*CHALLENGE*. Your task is to repeat the entries word for word while leaving out the pictures.

*EXTRACTED RECORDS*.
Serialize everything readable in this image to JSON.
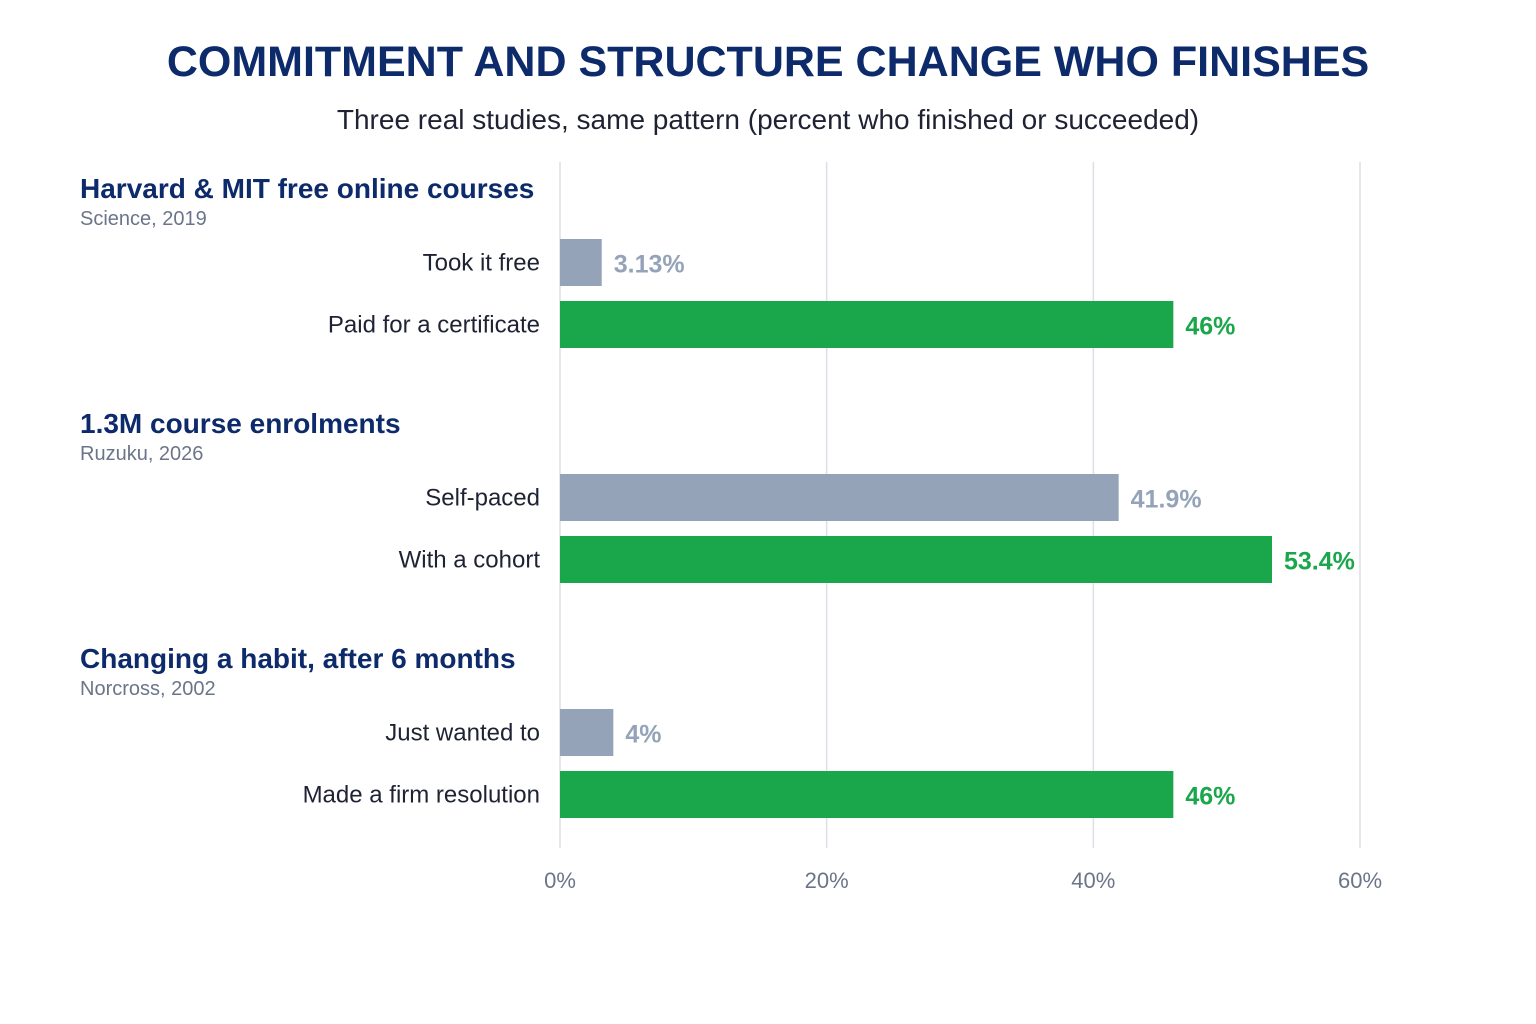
{
  "title": "COMMITMENT AND STRUCTURE CHANGE WHO FINISHES",
  "subtitle": "Three real studies, same pattern (percent who finished or succeeded)",
  "colors": {
    "baseline": "#95a3b9",
    "committed": "#1aa64a",
    "title": "#0d2a6b",
    "grid": "#dcdfe8"
  },
  "chart_data": {
    "type": "bar",
    "orientation": "horizontal",
    "xlim": [
      0,
      60
    ],
    "ticks": [
      0,
      20,
      40,
      60
    ],
    "tick_labels": [
      "0%",
      "20%",
      "40%",
      "60%"
    ],
    "grid": true,
    "groups": [
      {
        "title": "Harvard & MIT free online courses",
        "source": "Science, 2019",
        "bars": [
          {
            "label": "Took it free",
            "value": 3.13,
            "value_label": "3.13%",
            "kind": "baseline"
          },
          {
            "label": "Paid for a certificate",
            "value": 46,
            "value_label": "46%",
            "kind": "committed"
          }
        ]
      },
      {
        "title": "1.3M course enrolments",
        "source": "Ruzuku, 2026",
        "bars": [
          {
            "label": "Self-paced",
            "value": 41.9,
            "value_label": "41.9%",
            "kind": "baseline"
          },
          {
            "label": "With a cohort",
            "value": 53.4,
            "value_label": "53.4%",
            "kind": "committed"
          }
        ]
      },
      {
        "title": "Changing a habit, after 6 months",
        "source": "Norcross, 2002",
        "bars": [
          {
            "label": "Just wanted to",
            "value": 4,
            "value_label": "4%",
            "kind": "baseline"
          },
          {
            "label": "Made a firm resolution",
            "value": 46,
            "value_label": "46%",
            "kind": "committed"
          }
        ]
      }
    ]
  }
}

*RESPONSE BELOW*.
Serialize everything readable in this image to JSON.
{
  "title": "COMMITMENT AND STRUCTURE CHANGE WHO FINISHES",
  "subtitle": "Three real studies, same pattern (percent who finished or succeeded)",
  "colors": {
    "baseline": "#95a3b9",
    "committed": "#1aa64a",
    "title": "#0d2a6b",
    "grid": "#dcdfe8"
  },
  "chart_data": {
    "type": "bar",
    "orientation": "horizontal",
    "xlim": [
      0,
      60
    ],
    "ticks": [
      0,
      20,
      40,
      60
    ],
    "tick_labels": [
      "0%",
      "20%",
      "40%",
      "60%"
    ],
    "grid": true,
    "groups": [
      {
        "title": "Harvard & MIT free online courses",
        "source": "Science, 2019",
        "bars": [
          {
            "label": "Took it free",
            "value": 3.13,
            "value_label": "3.13%",
            "kind": "baseline"
          },
          {
            "label": "Paid for a certificate",
            "value": 46,
            "value_label": "46%",
            "kind": "committed"
          }
        ]
      },
      {
        "title": "1.3M course enrolments",
        "source": "Ruzuku, 2026",
        "bars": [
          {
            "label": "Self-paced",
            "value": 41.9,
            "value_label": "41.9%",
            "kind": "baseline"
          },
          {
            "label": "With a cohort",
            "value": 53.4,
            "value_label": "53.4%",
            "kind": "committed"
          }
        ]
      },
      {
        "title": "Changing a habit, after 6 months",
        "source": "Norcross, 2002",
        "bars": [
          {
            "label": "Just wanted to",
            "value": 4,
            "value_label": "4%",
            "kind": "baseline"
          },
          {
            "label": "Made a firm resolution",
            "value": 46,
            "value_label": "46%",
            "kind": "committed"
          }
        ]
      }
    ]
  }
}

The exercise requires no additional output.